WRITTEN PROBLEM: Output each line of the material exactly as it stands.

Figure content listings:
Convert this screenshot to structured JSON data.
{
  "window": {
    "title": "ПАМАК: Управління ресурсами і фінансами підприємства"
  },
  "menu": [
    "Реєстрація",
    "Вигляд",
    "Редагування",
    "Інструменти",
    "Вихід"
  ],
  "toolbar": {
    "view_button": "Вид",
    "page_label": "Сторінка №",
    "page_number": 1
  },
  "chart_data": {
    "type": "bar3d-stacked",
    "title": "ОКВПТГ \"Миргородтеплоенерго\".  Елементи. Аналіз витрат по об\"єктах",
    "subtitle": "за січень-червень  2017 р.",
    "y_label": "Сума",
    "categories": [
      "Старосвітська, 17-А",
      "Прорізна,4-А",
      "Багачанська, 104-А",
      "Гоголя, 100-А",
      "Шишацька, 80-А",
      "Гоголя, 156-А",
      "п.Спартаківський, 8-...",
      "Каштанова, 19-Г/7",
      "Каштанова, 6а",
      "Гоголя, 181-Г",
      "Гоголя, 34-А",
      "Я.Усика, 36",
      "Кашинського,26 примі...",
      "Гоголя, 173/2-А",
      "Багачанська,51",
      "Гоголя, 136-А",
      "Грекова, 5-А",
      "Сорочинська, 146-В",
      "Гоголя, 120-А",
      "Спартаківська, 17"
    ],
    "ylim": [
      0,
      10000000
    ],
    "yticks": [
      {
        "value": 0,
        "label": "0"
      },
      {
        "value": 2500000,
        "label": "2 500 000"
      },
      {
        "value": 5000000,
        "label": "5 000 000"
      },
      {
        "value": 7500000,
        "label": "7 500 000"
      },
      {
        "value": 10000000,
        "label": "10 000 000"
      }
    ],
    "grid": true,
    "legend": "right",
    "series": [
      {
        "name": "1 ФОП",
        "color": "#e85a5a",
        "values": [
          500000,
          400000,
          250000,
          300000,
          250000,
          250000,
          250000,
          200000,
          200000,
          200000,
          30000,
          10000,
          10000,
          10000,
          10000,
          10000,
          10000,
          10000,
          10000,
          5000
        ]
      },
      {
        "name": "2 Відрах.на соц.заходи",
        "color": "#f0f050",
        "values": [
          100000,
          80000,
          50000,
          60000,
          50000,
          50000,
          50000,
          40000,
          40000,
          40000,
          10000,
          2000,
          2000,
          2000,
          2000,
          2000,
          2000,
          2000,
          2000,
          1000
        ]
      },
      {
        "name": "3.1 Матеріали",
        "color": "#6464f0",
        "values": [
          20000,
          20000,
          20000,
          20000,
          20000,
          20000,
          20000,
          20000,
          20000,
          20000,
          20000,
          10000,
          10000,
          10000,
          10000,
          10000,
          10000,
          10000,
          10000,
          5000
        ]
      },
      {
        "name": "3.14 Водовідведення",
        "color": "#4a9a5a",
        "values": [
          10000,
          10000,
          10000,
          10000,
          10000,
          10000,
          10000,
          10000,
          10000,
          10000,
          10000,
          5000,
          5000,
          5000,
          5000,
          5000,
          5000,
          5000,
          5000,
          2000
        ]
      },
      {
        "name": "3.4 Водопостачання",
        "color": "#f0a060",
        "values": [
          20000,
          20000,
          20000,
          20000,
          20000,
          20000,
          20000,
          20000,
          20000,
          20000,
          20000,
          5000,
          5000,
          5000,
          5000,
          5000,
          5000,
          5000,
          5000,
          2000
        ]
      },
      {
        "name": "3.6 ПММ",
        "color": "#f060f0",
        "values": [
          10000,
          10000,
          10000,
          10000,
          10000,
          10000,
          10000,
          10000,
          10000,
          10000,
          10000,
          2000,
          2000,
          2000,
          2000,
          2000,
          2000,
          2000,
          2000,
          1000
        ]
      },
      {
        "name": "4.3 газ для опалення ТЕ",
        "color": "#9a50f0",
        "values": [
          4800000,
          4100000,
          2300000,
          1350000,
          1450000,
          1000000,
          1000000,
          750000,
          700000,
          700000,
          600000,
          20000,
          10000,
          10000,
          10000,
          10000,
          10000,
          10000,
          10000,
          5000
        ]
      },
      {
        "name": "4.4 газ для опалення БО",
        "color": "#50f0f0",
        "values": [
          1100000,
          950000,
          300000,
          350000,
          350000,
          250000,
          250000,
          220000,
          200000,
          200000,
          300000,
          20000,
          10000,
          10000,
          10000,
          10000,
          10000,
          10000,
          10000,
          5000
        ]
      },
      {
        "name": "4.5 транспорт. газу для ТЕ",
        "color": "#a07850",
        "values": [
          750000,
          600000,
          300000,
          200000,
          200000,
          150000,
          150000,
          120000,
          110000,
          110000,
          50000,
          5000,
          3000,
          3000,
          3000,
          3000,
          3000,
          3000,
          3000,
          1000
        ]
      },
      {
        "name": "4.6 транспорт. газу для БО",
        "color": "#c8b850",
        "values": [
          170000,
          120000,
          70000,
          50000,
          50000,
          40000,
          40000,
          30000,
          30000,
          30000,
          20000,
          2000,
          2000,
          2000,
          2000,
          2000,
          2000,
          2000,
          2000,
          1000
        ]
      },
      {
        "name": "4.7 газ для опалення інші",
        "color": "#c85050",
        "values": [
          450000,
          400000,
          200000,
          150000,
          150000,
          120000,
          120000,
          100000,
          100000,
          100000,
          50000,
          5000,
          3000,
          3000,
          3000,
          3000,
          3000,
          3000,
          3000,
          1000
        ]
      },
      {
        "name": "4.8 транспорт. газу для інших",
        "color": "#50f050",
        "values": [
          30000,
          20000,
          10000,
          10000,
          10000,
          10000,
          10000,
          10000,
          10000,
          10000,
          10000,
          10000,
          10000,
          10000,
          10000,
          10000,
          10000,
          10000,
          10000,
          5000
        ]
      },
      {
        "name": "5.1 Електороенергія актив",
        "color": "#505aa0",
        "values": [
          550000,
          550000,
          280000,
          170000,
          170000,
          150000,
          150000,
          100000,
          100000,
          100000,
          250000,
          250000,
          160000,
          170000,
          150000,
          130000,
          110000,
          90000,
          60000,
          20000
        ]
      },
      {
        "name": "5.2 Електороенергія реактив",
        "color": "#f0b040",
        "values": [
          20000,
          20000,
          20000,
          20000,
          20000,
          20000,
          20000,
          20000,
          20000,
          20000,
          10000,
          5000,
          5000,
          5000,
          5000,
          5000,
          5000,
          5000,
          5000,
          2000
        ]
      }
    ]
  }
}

REPLY:
Convert this screenshot to structured JSON data.
{
  "window": {
    "title": "ПАМАК: Управління ресурсами і фінансами підприємства"
  },
  "menu": [
    "Реєстрація",
    "Вигляд",
    "Редагування",
    "Інструменти",
    "Вихід"
  ],
  "toolbar": {
    "view_button": "Вид",
    "page_label": "Сторінка №",
    "page_number": 1
  },
  "chart_data": {
    "type": "bar3d-stacked",
    "title": "ОКВПТГ \"Миргородтеплоенерго\".  Елементи. Аналіз витрат по об\"єктах",
    "subtitle": "за січень-червень  2017 р.",
    "y_label": "Сума",
    "categories": [
      "Старосвітська, 17-А",
      "Прорізна,4-А",
      "Багачанська, 104-А",
      "Гоголя, 100-А",
      "Шишацька, 80-А",
      "Гоголя, 156-А",
      "п.Спартаківський, 8-...",
      "Каштанова, 19-Г/7",
      "Каштанова, 6а",
      "Гоголя, 181-Г",
      "Гоголя, 34-А",
      "Я.Усика, 36",
      "Кашинського,26 примі...",
      "Гоголя, 173/2-А",
      "Багачанська,51",
      "Гоголя, 136-А",
      "Грекова, 5-А",
      "Сорочинська, 146-В",
      "Гоголя, 120-А",
      "Спартаківська, 17"
    ],
    "ylim": [
      0,
      10000000
    ],
    "yticks": [
      {
        "value": 0,
        "label": "0"
      },
      {
        "value": 2500000,
        "label": "2 500 000"
      },
      {
        "value": 5000000,
        "label": "5 000 000"
      },
      {
        "value": 7500000,
        "label": "7 500 000"
      },
      {
        "value": 10000000,
        "label": "10 000 000"
      }
    ],
    "grid": true,
    "legend": "right",
    "series": [
      {
        "name": "1 ФОП",
        "color": "#e85a5a",
        "values": [
          500000,
          400000,
          250000,
          300000,
          250000,
          250000,
          250000,
          200000,
          200000,
          200000,
          30000,
          10000,
          10000,
          10000,
          10000,
          10000,
          10000,
          10000,
          10000,
          5000
        ]
      },
      {
        "name": "2 Відрах.на соц.заходи",
        "color": "#f0f050",
        "values": [
          100000,
          80000,
          50000,
          60000,
          50000,
          50000,
          50000,
          40000,
          40000,
          40000,
          10000,
          2000,
          2000,
          2000,
          2000,
          2000,
          2000,
          2000,
          2000,
          1000
        ]
      },
      {
        "name": "3.1 Матеріали",
        "color": "#6464f0",
        "values": [
          20000,
          20000,
          20000,
          20000,
          20000,
          20000,
          20000,
          20000,
          20000,
          20000,
          20000,
          10000,
          10000,
          10000,
          10000,
          10000,
          10000,
          10000,
          10000,
          5000
        ]
      },
      {
        "name": "3.14 Водовідведення",
        "color": "#4a9a5a",
        "values": [
          10000,
          10000,
          10000,
          10000,
          10000,
          10000,
          10000,
          10000,
          10000,
          10000,
          10000,
          5000,
          5000,
          5000,
          5000,
          5000,
          5000,
          5000,
          5000,
          2000
        ]
      },
      {
        "name": "3.4 Водопостачання",
        "color": "#f0a060",
        "values": [
          20000,
          20000,
          20000,
          20000,
          20000,
          20000,
          20000,
          20000,
          20000,
          20000,
          20000,
          5000,
          5000,
          5000,
          5000,
          5000,
          5000,
          5000,
          5000,
          2000
        ]
      },
      {
        "name": "3.6 ПММ",
        "color": "#f060f0",
        "values": [
          10000,
          10000,
          10000,
          10000,
          10000,
          10000,
          10000,
          10000,
          10000,
          10000,
          10000,
          2000,
          2000,
          2000,
          2000,
          2000,
          2000,
          2000,
          2000,
          1000
        ]
      },
      {
        "name": "4.3 газ для опалення ТЕ",
        "color": "#9a50f0",
        "values": [
          4800000,
          4100000,
          2300000,
          1350000,
          1450000,
          1000000,
          1000000,
          750000,
          700000,
          700000,
          600000,
          20000,
          10000,
          10000,
          10000,
          10000,
          10000,
          10000,
          10000,
          5000
        ]
      },
      {
        "name": "4.4 газ для опалення БО",
        "color": "#50f0f0",
        "values": [
          1100000,
          950000,
          300000,
          350000,
          350000,
          250000,
          250000,
          220000,
          200000,
          200000,
          300000,
          20000,
          10000,
          10000,
          10000,
          10000,
          10000,
          10000,
          10000,
          5000
        ]
      },
      {
        "name": "4.5 транспорт. газу для ТЕ",
        "color": "#a07850",
        "values": [
          750000,
          600000,
          300000,
          200000,
          200000,
          150000,
          150000,
          120000,
          110000,
          110000,
          50000,
          5000,
          3000,
          3000,
          3000,
          3000,
          3000,
          3000,
          3000,
          1000
        ]
      },
      {
        "name": "4.6 транспорт. газу для БО",
        "color": "#c8b850",
        "values": [
          170000,
          120000,
          70000,
          50000,
          50000,
          40000,
          40000,
          30000,
          30000,
          30000,
          20000,
          2000,
          2000,
          2000,
          2000,
          2000,
          2000,
          2000,
          2000,
          1000
        ]
      },
      {
        "name": "4.7 газ для опалення інші",
        "color": "#c85050",
        "values": [
          450000,
          400000,
          200000,
          150000,
          150000,
          120000,
          120000,
          100000,
          100000,
          100000,
          50000,
          5000,
          3000,
          3000,
          3000,
          3000,
          3000,
          3000,
          3000,
          1000
        ]
      },
      {
        "name": "4.8 транспорт. газу для інших",
        "color": "#50f050",
        "values": [
          30000,
          20000,
          10000,
          10000,
          10000,
          10000,
          10000,
          10000,
          10000,
          10000,
          10000,
          10000,
          10000,
          10000,
          10000,
          10000,
          10000,
          10000,
          10000,
          5000
        ]
      },
      {
        "name": "5.1 Електороенергія актив",
        "color": "#505aa0",
        "values": [
          550000,
          550000,
          280000,
          170000,
          170000,
          150000,
          150000,
          100000,
          100000,
          100000,
          250000,
          250000,
          160000,
          170000,
          150000,
          130000,
          110000,
          90000,
          60000,
          20000
        ]
      },
      {
        "name": "5.2 Електороенергія реактив",
        "color": "#f0b040",
        "values": [
          20000,
          20000,
          20000,
          20000,
          20000,
          20000,
          20000,
          20000,
          20000,
          20000,
          10000,
          5000,
          5000,
          5000,
          5000,
          5000,
          5000,
          5000,
          5000,
          2000
        ]
      }
    ]
  }
}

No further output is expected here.